Given instruction:
What is the number of lines in these entries that contain "near"? State it alone.

Exercise data:
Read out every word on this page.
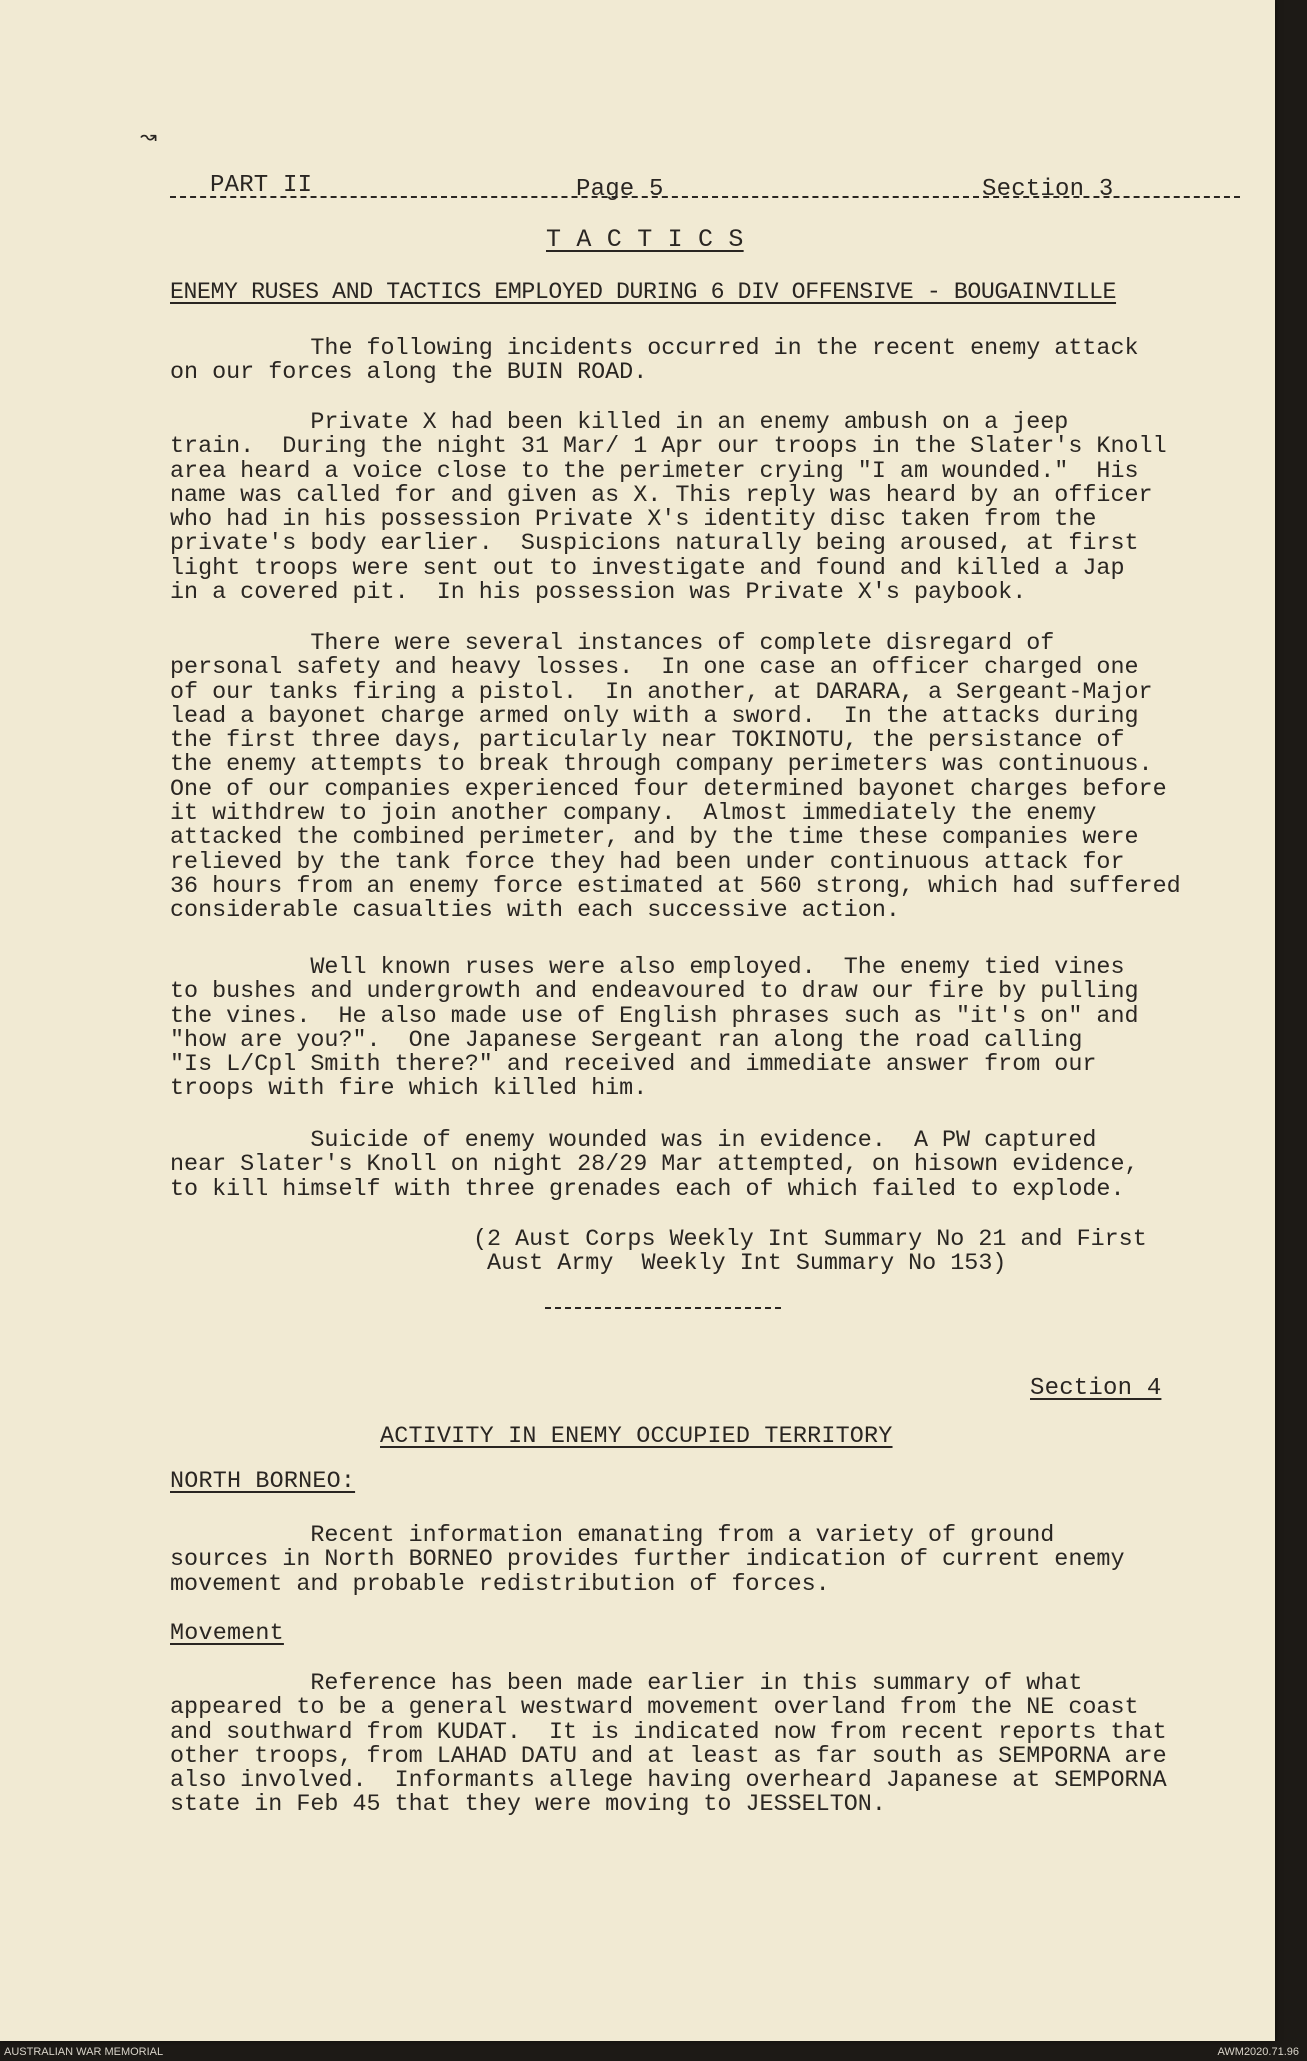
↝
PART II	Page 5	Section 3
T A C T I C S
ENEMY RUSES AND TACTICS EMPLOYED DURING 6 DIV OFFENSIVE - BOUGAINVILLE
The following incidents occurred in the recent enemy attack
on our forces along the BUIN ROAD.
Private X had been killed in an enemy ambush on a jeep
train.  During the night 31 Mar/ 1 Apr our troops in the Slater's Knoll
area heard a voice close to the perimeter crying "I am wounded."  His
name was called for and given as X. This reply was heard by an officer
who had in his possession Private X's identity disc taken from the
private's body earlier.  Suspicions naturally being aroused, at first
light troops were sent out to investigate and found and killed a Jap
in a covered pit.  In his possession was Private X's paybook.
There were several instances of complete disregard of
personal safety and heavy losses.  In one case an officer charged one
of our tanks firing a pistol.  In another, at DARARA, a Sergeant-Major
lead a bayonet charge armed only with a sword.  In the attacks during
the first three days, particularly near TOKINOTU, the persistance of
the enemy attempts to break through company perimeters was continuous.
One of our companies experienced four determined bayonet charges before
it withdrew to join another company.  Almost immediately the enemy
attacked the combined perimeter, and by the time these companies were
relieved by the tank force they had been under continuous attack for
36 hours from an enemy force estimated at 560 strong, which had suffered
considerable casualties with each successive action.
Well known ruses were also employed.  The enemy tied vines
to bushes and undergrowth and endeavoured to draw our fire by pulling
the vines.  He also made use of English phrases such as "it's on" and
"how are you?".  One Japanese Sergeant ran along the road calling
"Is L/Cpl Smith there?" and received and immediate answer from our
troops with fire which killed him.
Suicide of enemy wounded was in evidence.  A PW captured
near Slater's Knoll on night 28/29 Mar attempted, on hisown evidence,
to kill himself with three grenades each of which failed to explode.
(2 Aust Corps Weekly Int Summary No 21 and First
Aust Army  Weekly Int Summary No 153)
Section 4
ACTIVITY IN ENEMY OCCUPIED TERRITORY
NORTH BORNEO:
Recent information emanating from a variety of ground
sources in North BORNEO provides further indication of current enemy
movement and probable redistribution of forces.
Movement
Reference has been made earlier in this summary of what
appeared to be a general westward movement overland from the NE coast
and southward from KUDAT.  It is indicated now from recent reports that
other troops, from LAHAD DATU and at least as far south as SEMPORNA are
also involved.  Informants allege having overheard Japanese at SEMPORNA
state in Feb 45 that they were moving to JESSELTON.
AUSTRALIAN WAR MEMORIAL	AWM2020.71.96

* * *

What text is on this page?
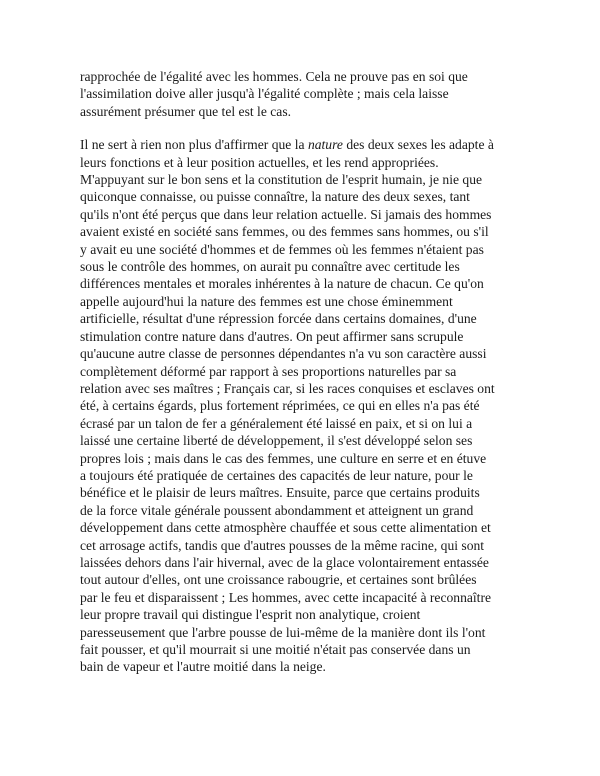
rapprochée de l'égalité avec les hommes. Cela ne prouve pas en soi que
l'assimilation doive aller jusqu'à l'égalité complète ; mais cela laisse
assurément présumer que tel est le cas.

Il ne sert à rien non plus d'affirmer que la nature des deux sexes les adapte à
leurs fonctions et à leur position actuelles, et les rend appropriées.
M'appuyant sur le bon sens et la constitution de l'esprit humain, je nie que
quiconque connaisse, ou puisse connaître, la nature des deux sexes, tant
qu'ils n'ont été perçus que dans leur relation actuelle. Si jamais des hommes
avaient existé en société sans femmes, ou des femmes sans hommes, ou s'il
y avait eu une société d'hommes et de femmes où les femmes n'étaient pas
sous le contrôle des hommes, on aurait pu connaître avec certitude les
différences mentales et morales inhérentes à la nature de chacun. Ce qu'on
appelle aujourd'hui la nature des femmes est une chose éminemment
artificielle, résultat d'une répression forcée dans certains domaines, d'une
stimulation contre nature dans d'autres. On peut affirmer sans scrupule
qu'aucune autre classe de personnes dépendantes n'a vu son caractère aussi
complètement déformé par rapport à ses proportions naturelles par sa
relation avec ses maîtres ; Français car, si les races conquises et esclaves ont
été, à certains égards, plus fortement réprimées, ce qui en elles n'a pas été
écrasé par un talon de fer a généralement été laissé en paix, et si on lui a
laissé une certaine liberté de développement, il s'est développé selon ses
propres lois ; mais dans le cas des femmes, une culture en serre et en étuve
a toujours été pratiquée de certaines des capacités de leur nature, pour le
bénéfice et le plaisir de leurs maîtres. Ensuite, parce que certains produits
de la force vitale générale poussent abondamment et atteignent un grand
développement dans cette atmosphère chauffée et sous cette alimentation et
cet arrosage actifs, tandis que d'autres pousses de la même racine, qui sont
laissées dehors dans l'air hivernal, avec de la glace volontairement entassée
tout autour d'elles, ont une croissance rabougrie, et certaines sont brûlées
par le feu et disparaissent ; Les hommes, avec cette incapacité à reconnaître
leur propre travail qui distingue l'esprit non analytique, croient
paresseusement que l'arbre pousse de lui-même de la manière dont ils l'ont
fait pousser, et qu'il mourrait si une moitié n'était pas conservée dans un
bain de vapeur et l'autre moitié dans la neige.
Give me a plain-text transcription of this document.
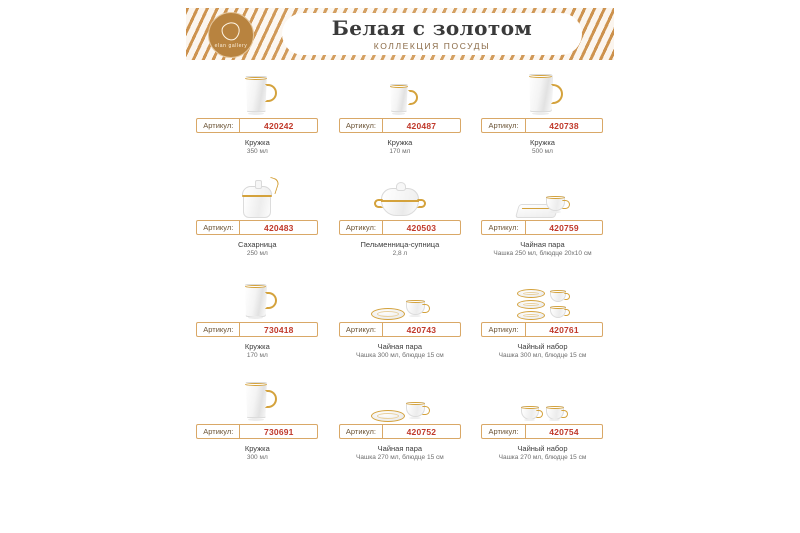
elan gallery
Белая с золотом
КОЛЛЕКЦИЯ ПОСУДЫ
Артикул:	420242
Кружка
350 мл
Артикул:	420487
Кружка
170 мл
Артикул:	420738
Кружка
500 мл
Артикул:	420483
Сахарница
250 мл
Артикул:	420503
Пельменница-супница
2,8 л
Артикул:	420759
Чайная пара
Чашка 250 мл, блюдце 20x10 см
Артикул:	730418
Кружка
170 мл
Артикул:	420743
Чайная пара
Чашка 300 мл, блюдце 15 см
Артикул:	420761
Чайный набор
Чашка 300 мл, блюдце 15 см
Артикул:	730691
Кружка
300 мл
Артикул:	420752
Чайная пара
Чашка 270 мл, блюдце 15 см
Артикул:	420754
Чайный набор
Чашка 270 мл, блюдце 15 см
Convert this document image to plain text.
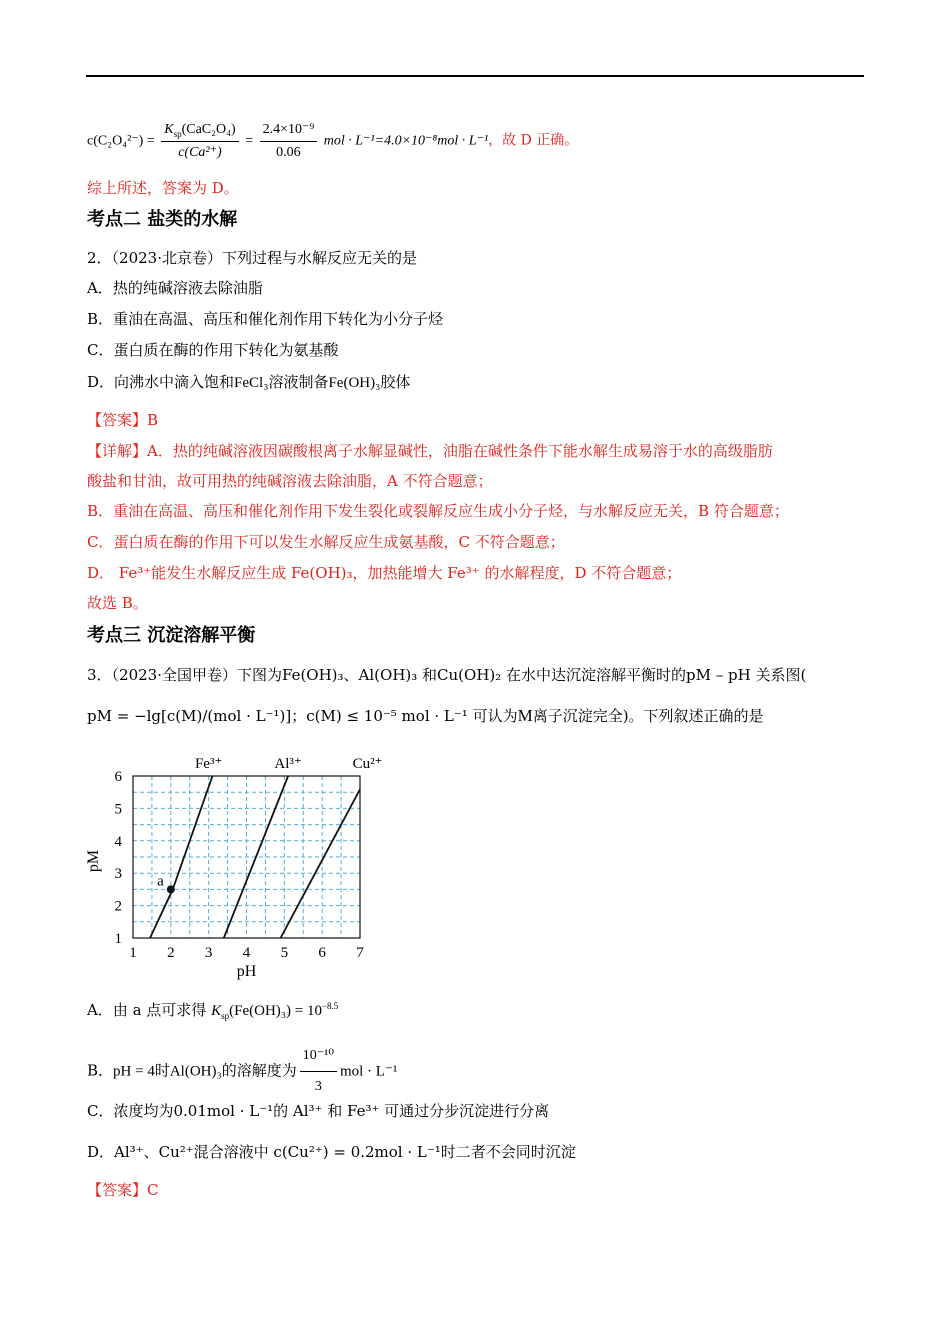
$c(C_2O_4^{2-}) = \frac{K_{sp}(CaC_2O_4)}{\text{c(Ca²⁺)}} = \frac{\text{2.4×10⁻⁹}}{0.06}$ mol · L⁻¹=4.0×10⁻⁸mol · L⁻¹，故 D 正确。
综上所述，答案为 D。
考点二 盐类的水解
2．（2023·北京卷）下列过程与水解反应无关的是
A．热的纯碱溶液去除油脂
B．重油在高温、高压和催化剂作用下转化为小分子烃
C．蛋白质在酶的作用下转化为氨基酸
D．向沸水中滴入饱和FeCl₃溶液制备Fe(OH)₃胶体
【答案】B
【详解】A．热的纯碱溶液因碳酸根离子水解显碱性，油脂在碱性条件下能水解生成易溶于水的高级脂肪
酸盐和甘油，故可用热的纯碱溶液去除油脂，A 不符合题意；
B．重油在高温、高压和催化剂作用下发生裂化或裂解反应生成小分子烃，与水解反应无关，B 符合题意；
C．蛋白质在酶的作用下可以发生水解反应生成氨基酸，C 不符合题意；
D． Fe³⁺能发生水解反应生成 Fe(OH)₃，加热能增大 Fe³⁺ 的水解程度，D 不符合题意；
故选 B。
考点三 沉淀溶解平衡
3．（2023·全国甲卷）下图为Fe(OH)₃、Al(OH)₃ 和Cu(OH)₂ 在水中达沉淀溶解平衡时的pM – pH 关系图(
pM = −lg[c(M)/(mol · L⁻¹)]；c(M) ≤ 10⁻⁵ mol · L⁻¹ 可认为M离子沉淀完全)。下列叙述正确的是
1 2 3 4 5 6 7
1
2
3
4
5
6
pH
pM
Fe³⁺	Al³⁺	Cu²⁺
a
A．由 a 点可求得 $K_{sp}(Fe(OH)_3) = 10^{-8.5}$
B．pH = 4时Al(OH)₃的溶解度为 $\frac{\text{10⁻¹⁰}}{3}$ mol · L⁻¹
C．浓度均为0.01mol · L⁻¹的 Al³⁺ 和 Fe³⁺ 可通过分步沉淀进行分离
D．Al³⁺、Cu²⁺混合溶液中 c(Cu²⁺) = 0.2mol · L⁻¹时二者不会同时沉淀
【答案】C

---

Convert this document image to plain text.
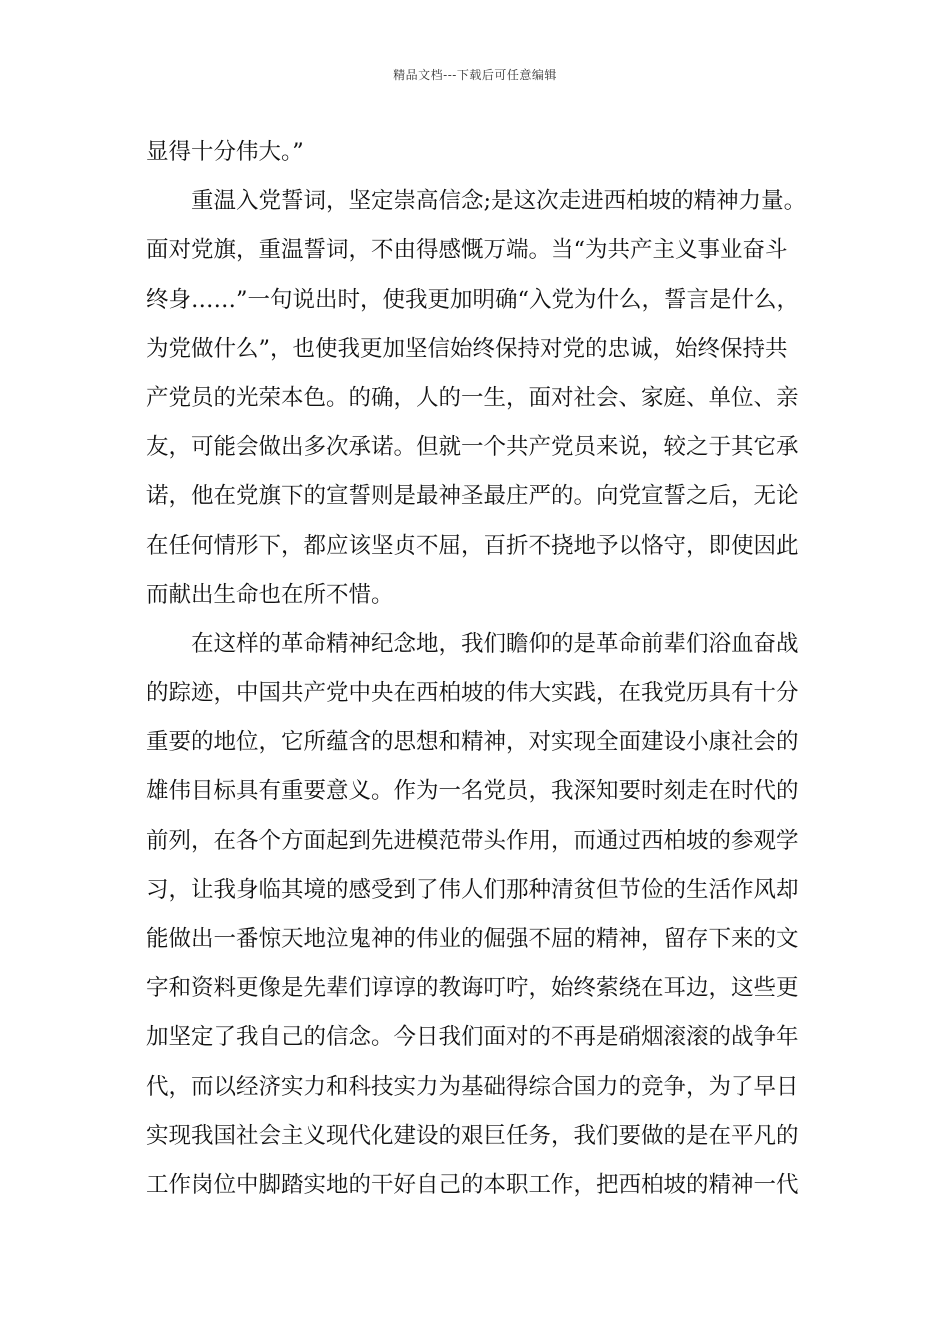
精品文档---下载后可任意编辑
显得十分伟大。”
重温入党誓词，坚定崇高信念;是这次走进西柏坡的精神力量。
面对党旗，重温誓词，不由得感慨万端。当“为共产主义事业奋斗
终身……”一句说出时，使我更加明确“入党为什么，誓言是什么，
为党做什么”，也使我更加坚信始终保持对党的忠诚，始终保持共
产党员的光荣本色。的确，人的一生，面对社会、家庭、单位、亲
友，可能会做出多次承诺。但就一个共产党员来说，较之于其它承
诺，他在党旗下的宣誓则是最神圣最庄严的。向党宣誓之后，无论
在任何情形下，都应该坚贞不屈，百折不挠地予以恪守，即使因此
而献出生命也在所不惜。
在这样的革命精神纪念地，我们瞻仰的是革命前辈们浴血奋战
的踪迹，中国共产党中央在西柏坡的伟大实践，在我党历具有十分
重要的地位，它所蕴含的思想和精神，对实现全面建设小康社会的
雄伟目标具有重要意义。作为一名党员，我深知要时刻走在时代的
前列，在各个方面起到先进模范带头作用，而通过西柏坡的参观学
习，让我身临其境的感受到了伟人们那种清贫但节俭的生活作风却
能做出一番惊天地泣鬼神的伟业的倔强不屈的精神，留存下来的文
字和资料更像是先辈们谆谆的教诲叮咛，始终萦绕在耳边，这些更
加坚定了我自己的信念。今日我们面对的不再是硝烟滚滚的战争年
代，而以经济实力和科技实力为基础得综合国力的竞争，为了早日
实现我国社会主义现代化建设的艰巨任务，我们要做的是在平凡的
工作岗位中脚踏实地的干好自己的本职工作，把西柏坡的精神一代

Reply to the exercise:
2